DESCRIPTION OF THE TASK: Pull out every line below holding the word "title".

PROVIDED DATA:
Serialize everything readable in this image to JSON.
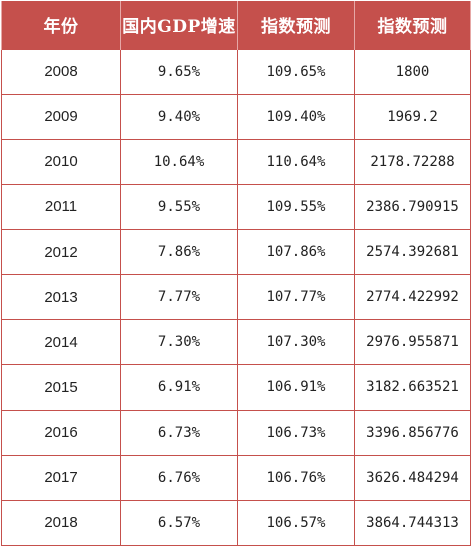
{
  "table": {
    "headers": [
      "年份",
      "国内GDP增速",
      "指数预测",
      "指数预测"
    ],
    "rows": [
      [
        "2008",
        "9.65%",
        "109.65%",
        "1800"
      ],
      [
        "2009",
        "9.40%",
        "109.40%",
        "1969.2"
      ],
      [
        "2010",
        "10.64%",
        "110.64%",
        "2178.72288"
      ],
      [
        "2011",
        "9.55%",
        "109.55%",
        "2386.790915"
      ],
      [
        "2012",
        "7.86%",
        "107.86%",
        "2574.392681"
      ],
      [
        "2013",
        "7.77%",
        "107.77%",
        "2774.422992"
      ],
      [
        "2014",
        "7.30%",
        "107.30%",
        "2976.955871"
      ],
      [
        "2015",
        "6.91%",
        "106.91%",
        "3182.663521"
      ],
      [
        "2016",
        "6.73%",
        "106.73%",
        "3396.856776"
      ],
      [
        "2017",
        "6.76%",
        "106.76%",
        "3626.484294"
      ],
      [
        "2018",
        "6.57%",
        "106.57%",
        "3864.744313"
      ]
    ]
  },
  "colors": {
    "header_background": "#c5504c",
    "header_text": "#ffffff",
    "grid_lines": "#c5504c",
    "cell_text": "#222222"
  }
}
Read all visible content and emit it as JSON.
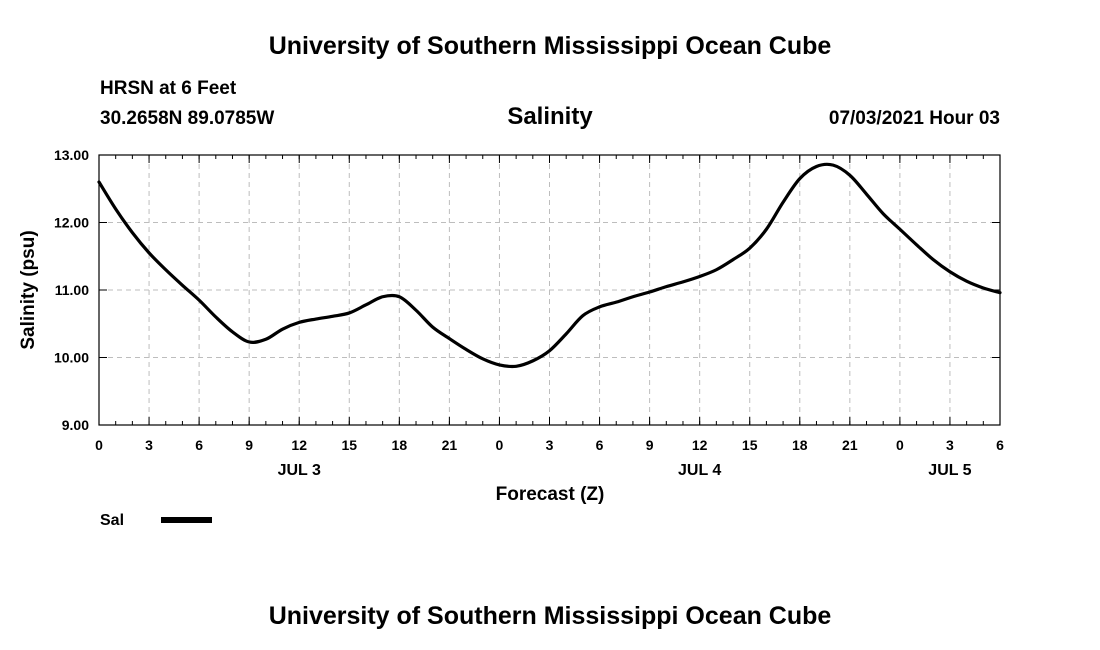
{
  "header": {
    "title": "University of Southern Mississippi Ocean Cube",
    "station": "HRSN at 6 Feet",
    "coords": "30.2658N  89.0785W",
    "date": "07/03/2021 Hour 03"
  },
  "footer": {
    "title": "University of Southern Mississippi Ocean Cube"
  },
  "chart_data": {
    "type": "line",
    "title": "Salinity",
    "xlabel": "Forecast (Z)",
    "ylabel": "Salinity (psu)",
    "xlim": [
      0,
      54
    ],
    "ylim": [
      9,
      13
    ],
    "x_ticks": [
      0,
      3,
      6,
      9,
      12,
      15,
      18,
      21,
      24,
      27,
      30,
      33,
      36,
      39,
      42,
      45,
      48,
      51,
      54
    ],
    "x_tick_labels": [
      "0",
      "3",
      "6",
      "9",
      "12",
      "15",
      "18",
      "21",
      "0",
      "3",
      "6",
      "9",
      "12",
      "15",
      "18",
      "21",
      "0",
      "3",
      "6"
    ],
    "y_ticks": [
      9,
      10,
      11,
      12,
      13
    ],
    "y_tick_labels": [
      "9.00",
      "10.00",
      "11.00",
      "12.00",
      "13.00"
    ],
    "day_labels": [
      {
        "x": 12,
        "label": "JUL 3"
      },
      {
        "x": 36,
        "label": "JUL 4"
      },
      {
        "x": 51,
        "label": "JUL 5"
      }
    ],
    "grid": true,
    "legend_position": "bottom-left",
    "series": [
      {
        "name": "Sal",
        "color": "#000000",
        "x": [
          0,
          1,
          2,
          3,
          4,
          5,
          6,
          7,
          8,
          9,
          10,
          11,
          12,
          13,
          14,
          15,
          16,
          17,
          18,
          19,
          20,
          21,
          22,
          23,
          24,
          25,
          26,
          27,
          28,
          29,
          30,
          31,
          32,
          33,
          34,
          35,
          36,
          37,
          38,
          39,
          40,
          41,
          42,
          43,
          44,
          45,
          46,
          47,
          48,
          49,
          50,
          51,
          52,
          53,
          54
        ],
        "values": [
          12.6,
          12.2,
          11.85,
          11.55,
          11.3,
          11.07,
          10.85,
          10.6,
          10.38,
          10.23,
          10.27,
          10.42,
          10.52,
          10.57,
          10.61,
          10.66,
          10.78,
          10.9,
          10.9,
          10.7,
          10.45,
          10.28,
          10.12,
          9.98,
          9.89,
          9.87,
          9.95,
          10.1,
          10.35,
          10.62,
          10.75,
          10.82,
          10.9,
          10.97,
          11.05,
          11.12,
          11.2,
          11.3,
          11.45,
          11.62,
          11.9,
          12.3,
          12.65,
          12.83,
          12.85,
          12.7,
          12.42,
          12.13,
          11.9,
          11.67,
          11.45,
          11.27,
          11.13,
          11.03,
          10.96
        ]
      }
    ]
  }
}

TASK RESULT:
    "title": "University of Southern Mississippi Ocean Cube",
    "title": "University of Southern Mississippi Ocean Cube"
    "title": "Salinity",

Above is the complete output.